▸ **Set problem**
Using the data below, gather each line that includes the word "name".

::: Listed records

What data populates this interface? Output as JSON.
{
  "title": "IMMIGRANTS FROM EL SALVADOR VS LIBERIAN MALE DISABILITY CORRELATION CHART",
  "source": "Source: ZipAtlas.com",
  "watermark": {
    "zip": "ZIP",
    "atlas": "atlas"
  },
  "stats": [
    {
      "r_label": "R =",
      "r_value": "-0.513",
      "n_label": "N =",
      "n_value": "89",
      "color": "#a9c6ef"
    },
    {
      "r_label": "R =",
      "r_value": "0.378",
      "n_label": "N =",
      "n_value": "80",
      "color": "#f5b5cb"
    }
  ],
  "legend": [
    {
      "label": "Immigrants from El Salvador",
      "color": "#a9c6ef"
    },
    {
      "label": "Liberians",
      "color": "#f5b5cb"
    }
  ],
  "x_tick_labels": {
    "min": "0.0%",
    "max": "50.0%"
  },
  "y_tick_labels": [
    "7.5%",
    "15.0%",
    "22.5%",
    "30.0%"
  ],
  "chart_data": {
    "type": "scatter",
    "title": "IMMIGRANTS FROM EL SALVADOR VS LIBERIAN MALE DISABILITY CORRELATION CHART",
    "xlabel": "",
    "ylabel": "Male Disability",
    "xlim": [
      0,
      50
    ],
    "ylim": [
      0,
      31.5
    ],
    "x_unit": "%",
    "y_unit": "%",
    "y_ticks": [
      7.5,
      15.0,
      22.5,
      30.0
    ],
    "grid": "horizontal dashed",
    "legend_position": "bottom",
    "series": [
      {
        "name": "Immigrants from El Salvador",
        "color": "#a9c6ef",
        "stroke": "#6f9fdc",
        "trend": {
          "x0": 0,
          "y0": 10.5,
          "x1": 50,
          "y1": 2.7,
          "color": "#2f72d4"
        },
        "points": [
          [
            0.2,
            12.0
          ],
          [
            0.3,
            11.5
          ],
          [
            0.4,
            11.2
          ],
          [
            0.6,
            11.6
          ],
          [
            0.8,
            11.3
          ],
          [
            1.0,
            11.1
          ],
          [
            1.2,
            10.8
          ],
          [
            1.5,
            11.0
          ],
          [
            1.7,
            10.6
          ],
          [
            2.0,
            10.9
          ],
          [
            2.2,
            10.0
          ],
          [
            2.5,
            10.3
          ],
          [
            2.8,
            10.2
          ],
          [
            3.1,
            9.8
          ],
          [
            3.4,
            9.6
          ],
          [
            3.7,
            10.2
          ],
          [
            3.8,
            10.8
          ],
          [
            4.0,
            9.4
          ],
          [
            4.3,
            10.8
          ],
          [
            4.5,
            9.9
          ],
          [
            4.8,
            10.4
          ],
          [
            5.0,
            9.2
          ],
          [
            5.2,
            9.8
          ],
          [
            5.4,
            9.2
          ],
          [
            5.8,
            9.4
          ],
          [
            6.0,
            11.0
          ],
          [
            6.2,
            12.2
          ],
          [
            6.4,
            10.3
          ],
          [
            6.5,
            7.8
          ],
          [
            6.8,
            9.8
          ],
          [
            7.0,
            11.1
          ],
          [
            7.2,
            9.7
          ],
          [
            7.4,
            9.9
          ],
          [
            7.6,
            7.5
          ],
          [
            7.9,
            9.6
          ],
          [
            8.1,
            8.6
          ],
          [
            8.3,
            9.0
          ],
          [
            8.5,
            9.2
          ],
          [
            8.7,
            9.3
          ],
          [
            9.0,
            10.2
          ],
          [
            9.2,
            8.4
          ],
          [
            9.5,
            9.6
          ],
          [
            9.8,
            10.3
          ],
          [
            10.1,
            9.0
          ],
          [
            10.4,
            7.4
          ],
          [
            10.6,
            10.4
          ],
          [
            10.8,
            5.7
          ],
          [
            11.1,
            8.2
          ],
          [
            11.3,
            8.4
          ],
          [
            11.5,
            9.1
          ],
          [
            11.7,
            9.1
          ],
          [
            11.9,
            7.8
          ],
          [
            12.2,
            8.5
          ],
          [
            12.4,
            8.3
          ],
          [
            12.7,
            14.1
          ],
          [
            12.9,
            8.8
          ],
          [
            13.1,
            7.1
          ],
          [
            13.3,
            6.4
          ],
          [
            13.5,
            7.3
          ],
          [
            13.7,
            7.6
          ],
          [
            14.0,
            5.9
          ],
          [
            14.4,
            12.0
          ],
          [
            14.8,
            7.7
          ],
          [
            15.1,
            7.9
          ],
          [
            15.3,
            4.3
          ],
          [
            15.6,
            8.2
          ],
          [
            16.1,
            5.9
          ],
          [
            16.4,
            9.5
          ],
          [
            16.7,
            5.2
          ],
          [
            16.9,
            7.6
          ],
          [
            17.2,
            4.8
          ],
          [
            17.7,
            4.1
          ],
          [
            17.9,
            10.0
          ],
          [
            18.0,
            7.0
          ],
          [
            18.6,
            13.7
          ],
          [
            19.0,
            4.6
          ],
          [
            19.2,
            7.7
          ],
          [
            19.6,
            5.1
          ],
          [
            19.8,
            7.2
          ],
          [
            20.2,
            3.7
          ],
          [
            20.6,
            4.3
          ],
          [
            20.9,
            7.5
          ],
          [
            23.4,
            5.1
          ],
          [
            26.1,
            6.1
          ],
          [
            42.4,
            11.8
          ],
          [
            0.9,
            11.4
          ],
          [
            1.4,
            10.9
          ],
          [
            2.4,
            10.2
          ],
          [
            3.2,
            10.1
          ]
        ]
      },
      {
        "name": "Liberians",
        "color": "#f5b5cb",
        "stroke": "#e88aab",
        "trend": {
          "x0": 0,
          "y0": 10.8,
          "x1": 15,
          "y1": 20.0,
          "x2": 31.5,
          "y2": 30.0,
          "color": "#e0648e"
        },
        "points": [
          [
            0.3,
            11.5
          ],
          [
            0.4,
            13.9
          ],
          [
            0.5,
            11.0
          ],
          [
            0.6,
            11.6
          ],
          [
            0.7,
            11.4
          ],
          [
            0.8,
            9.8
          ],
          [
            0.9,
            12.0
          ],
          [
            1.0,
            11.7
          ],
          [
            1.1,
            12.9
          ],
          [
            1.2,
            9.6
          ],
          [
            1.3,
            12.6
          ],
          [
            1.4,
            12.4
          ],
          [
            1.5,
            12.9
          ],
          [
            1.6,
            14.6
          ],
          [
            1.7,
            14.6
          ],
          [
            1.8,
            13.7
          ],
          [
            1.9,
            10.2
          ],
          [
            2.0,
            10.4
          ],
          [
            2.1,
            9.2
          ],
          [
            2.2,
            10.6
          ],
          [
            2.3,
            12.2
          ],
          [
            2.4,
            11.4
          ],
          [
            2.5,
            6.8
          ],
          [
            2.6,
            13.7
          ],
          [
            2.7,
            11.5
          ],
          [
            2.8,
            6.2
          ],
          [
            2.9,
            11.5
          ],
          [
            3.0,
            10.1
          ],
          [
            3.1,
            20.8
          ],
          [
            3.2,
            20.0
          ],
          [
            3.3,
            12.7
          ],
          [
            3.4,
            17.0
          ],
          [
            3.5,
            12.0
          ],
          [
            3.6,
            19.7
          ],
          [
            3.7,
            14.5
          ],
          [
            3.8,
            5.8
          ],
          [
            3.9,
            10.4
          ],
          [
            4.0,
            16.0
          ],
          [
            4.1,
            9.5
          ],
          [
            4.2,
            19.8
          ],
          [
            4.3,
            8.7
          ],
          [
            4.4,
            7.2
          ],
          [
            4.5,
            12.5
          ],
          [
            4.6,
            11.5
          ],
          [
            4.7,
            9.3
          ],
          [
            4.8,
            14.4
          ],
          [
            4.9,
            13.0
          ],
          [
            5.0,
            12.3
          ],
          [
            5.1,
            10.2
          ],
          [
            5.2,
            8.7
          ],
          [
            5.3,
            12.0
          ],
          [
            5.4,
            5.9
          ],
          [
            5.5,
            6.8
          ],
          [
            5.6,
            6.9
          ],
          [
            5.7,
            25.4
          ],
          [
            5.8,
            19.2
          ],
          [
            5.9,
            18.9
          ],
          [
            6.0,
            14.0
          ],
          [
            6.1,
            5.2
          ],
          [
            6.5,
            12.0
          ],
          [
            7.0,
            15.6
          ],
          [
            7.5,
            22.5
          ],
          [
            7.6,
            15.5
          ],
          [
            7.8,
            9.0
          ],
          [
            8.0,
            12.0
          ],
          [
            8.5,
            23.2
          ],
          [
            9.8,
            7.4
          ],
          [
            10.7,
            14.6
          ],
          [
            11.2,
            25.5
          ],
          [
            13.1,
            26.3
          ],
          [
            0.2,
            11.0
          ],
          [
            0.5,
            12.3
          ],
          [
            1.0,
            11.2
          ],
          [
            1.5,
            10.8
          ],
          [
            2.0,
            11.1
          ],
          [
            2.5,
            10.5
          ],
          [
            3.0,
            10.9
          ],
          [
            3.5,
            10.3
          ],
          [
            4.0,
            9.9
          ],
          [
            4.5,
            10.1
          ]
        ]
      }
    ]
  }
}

::::::

▸ **Result for this exercise**
        "name": "Immigrants from El Salvador",
        "name": "Liberians",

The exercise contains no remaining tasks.